* [Given exercise]:
Gather all lines with "description" from the records.
□ □ □ □ □
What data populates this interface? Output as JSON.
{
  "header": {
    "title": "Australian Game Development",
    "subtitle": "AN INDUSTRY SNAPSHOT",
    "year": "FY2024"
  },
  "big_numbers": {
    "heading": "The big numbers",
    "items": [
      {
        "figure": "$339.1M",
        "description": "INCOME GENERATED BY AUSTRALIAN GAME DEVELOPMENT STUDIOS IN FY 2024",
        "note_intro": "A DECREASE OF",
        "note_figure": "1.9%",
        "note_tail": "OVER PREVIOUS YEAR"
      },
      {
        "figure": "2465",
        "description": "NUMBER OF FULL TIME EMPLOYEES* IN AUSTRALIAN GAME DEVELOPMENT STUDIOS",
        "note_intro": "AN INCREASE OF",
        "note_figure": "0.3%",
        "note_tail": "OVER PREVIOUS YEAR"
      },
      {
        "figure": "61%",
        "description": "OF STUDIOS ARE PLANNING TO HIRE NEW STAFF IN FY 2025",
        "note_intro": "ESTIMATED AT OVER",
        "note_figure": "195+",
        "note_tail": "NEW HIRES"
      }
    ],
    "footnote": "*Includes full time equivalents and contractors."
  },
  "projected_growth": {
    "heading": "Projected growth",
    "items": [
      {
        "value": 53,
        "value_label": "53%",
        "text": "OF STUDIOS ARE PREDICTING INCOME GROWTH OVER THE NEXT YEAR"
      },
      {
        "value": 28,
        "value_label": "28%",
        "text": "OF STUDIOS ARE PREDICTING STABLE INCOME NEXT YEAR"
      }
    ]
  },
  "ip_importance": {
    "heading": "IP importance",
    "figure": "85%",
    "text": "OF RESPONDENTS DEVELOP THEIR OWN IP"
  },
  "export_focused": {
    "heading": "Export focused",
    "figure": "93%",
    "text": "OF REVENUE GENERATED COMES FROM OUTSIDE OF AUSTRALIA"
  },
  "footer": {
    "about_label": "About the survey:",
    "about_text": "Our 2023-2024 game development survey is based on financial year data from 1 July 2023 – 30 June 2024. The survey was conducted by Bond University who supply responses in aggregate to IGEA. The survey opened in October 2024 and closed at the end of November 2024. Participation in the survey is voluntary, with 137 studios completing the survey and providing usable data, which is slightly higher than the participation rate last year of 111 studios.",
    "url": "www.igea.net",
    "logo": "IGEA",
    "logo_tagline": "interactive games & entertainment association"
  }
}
□ □ □ □ □
* [Solution to the problem]:
        "description": "INCOME GENERATED BY AUSTRALIAN GAME DEVELOPMENT STUDIOS IN FY 2024",
        "description": "NUMBER OF FULL TIME EMPLOYEES* IN AUSTRALIAN GAME DEVELOPMENT STUDIOS",
        "description": "OF STUDIOS ARE PLANNING TO HIRE NEW STAFF IN FY 2025",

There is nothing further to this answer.